Exercise aim:
In the data, take the lines from the one with "chevron-down-icon (874, 165, 887, 173)" to the one with "search-icon[interactable] (1514, 24, 1558, 68)", and write them out again with "top-header" replaced by "site-header" and nothing else changed.

Record extracts:
-- Begin --

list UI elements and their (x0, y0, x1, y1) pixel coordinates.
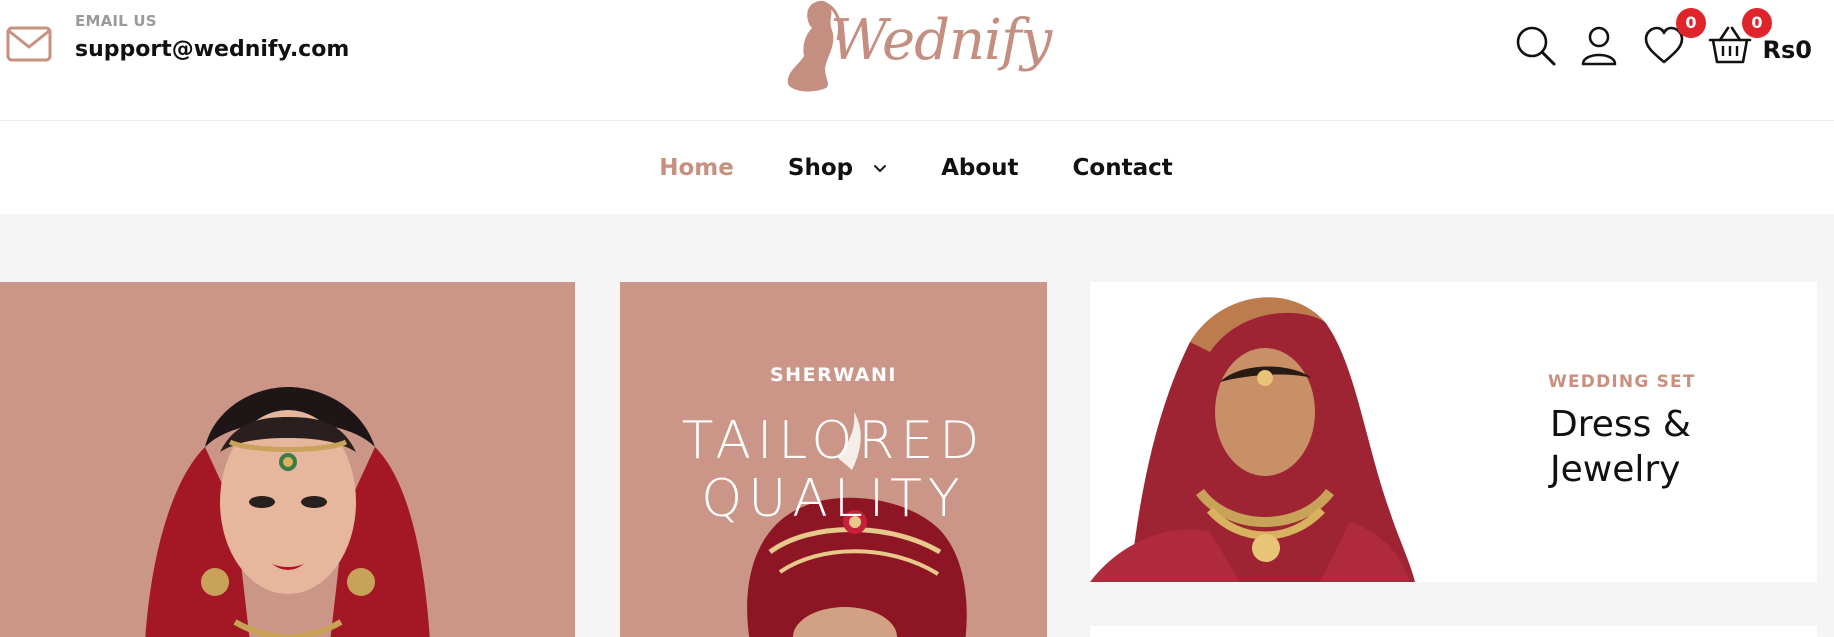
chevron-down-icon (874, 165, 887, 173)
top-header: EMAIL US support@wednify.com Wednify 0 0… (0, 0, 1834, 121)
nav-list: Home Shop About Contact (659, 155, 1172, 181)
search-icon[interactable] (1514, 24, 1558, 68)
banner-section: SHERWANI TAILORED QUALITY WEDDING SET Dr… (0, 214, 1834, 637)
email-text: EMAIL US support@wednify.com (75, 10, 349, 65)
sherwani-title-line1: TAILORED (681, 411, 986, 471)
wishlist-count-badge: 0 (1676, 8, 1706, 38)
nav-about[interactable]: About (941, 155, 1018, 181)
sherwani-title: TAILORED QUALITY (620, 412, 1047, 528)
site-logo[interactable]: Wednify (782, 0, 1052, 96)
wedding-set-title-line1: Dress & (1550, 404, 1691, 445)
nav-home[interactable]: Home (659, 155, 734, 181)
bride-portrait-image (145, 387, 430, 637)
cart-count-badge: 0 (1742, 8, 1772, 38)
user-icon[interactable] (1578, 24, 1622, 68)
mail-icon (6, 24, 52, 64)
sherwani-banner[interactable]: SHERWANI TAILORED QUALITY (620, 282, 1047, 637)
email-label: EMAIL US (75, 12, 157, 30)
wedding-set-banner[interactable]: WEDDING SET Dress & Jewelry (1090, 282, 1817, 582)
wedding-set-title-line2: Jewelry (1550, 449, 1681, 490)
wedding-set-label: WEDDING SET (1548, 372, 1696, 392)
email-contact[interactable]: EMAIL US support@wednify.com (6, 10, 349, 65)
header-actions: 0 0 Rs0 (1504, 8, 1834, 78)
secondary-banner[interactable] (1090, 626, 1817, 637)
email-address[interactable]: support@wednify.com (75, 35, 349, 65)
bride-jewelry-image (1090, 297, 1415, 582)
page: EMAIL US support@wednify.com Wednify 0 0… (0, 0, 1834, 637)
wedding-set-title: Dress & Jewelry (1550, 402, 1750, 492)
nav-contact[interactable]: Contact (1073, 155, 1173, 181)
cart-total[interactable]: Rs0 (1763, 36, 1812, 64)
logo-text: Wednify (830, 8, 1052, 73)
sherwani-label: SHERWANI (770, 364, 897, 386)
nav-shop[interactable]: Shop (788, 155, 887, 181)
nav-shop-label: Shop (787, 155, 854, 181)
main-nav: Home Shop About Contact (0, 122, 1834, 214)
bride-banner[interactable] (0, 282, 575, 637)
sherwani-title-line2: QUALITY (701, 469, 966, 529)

-- End --

Correct result:
chevron-down-icon (874, 165, 887, 173)
site-header: EMAIL US support@wednify.com Wednify 0 0… (0, 0, 1834, 121)
nav-list: Home Shop About Contact (659, 155, 1172, 181)
search-icon[interactable] (1514, 24, 1558, 68)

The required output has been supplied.